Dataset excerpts

════

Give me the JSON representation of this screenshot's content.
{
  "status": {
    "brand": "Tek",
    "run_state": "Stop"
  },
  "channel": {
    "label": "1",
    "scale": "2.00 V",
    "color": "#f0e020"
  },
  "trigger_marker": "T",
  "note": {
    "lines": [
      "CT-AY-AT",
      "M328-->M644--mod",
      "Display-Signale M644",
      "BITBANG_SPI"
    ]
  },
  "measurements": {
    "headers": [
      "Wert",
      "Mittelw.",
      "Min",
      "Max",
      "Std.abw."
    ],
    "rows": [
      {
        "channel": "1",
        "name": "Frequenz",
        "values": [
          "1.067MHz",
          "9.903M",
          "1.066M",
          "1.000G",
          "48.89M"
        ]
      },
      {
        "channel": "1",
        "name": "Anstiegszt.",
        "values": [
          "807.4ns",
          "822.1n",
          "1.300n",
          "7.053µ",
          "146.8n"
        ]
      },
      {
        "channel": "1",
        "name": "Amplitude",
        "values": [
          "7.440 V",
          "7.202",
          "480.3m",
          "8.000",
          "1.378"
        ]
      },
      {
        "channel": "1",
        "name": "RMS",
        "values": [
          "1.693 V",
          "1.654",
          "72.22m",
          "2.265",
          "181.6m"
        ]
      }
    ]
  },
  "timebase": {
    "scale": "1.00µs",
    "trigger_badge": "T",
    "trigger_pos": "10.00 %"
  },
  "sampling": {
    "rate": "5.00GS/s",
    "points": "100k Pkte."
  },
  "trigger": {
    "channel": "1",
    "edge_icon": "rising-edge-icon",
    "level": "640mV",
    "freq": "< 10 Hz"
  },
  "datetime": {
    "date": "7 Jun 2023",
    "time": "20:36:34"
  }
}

════

Instructions to follow: Tally how many lines of the data include the word "name". Write the number and nothing else.

Complete response: 4